>> START Material

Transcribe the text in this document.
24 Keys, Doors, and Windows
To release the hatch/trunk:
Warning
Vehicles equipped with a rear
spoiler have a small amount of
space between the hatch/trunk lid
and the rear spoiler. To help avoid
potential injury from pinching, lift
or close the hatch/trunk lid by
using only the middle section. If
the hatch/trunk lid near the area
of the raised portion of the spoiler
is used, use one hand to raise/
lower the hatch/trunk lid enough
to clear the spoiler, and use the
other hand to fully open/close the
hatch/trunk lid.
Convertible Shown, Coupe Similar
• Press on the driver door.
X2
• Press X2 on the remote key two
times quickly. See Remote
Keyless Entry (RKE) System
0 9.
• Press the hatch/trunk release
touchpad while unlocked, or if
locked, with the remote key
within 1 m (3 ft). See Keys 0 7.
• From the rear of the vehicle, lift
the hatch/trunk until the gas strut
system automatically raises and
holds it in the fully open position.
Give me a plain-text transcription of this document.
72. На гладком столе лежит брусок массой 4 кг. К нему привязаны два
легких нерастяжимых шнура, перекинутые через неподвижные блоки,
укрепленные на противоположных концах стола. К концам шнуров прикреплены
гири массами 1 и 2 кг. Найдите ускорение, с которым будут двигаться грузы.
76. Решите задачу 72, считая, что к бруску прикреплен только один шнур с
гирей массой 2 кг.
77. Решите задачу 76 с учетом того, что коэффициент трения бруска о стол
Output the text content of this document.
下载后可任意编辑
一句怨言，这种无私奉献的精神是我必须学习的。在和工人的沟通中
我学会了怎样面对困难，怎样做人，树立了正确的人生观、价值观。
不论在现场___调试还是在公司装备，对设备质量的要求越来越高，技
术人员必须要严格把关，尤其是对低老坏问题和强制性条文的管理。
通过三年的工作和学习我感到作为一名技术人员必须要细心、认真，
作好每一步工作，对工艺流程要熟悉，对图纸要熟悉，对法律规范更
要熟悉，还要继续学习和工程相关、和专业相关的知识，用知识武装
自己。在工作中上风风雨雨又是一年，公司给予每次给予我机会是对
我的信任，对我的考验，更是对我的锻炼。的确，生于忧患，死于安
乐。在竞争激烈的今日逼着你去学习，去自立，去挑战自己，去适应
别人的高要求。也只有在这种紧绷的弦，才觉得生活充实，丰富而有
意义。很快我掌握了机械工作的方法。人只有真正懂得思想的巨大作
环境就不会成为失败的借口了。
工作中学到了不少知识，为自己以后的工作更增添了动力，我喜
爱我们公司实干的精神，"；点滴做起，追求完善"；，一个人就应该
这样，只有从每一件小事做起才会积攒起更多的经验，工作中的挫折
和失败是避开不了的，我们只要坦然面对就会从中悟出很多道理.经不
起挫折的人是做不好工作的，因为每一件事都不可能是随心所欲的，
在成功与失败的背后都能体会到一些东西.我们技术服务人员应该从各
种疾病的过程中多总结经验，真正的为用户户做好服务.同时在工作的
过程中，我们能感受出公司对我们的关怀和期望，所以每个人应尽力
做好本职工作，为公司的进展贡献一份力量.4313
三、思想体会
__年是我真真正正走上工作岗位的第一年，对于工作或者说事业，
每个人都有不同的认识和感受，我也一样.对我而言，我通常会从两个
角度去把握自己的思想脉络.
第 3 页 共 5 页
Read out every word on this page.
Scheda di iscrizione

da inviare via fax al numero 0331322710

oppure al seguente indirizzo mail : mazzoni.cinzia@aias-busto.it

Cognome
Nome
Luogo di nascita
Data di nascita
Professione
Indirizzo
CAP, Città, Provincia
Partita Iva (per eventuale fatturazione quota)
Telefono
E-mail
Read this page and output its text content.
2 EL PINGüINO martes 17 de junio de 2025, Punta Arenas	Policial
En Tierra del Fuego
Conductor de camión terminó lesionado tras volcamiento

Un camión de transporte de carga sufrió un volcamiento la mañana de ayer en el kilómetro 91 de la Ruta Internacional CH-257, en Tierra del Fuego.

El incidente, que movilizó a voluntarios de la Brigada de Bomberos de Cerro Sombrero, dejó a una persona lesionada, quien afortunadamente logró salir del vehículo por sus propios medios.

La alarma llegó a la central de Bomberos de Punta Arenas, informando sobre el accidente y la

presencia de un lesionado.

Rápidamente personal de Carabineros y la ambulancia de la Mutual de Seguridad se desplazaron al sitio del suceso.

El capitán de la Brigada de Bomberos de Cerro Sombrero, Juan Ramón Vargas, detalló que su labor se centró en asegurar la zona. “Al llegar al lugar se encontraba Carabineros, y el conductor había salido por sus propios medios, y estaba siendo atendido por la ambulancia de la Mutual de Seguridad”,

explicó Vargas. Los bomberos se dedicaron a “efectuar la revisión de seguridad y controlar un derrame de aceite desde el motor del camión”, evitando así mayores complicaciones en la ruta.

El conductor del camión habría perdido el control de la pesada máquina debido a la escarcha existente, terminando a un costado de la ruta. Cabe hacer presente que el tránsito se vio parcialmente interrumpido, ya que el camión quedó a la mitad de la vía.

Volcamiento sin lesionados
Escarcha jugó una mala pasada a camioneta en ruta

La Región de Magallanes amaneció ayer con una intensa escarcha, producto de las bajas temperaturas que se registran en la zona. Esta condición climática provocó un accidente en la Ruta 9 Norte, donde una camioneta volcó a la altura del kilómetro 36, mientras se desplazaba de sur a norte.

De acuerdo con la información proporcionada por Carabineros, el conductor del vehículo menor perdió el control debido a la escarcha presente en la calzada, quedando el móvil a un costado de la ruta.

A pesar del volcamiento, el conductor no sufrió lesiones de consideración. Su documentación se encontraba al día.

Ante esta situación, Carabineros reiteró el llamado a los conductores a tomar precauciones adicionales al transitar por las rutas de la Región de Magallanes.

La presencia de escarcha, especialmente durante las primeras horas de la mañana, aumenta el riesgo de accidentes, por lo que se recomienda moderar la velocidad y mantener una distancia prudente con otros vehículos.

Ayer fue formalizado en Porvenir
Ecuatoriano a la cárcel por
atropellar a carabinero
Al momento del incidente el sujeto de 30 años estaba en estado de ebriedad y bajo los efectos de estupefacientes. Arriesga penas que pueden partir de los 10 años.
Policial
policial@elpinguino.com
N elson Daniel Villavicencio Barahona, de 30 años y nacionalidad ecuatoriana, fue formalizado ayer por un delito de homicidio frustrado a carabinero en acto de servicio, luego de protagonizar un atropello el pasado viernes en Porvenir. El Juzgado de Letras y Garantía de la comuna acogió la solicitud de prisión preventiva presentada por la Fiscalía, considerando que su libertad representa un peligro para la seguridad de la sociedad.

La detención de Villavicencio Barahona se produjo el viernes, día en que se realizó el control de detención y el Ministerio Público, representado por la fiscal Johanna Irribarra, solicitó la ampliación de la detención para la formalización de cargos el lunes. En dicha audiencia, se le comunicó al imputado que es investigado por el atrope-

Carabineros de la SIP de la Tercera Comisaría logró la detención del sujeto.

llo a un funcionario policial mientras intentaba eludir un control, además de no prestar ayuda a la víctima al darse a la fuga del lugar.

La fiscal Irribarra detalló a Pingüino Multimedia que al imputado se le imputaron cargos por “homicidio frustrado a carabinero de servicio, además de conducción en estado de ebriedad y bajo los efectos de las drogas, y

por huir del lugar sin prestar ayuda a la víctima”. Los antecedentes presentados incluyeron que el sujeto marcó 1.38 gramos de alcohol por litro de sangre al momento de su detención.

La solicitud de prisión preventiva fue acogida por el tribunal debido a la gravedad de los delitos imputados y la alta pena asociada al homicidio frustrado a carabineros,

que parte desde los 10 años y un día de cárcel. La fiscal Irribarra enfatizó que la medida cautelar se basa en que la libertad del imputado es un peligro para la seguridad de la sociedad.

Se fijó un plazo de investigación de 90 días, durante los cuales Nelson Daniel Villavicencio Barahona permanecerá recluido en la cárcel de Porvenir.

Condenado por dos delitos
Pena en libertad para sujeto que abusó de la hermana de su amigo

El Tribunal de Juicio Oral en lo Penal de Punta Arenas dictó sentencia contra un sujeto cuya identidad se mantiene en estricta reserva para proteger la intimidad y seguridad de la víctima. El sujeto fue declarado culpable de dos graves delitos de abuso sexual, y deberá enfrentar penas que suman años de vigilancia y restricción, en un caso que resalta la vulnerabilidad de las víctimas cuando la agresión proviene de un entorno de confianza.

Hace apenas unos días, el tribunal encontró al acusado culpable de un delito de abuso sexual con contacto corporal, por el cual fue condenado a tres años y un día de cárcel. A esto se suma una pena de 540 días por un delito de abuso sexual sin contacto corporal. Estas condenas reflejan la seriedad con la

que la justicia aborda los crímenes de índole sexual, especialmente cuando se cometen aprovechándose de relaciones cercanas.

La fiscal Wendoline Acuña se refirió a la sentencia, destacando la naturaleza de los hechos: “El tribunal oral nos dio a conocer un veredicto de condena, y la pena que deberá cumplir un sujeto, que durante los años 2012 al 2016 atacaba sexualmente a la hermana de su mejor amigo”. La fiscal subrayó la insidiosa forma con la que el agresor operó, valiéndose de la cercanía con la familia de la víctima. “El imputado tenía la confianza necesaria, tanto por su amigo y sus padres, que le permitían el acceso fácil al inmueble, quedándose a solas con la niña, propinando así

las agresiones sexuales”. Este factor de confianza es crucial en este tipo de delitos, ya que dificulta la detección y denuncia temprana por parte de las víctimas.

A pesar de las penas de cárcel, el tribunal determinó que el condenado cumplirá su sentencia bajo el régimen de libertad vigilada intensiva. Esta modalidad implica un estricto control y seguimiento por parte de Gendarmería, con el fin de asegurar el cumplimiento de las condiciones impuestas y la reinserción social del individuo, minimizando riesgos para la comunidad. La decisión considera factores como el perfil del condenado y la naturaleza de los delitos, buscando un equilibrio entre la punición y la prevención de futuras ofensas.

>> END Material

- Your goal
Respond with nothing but the number of lines in the entries that contain the string "presente".

- Task output
2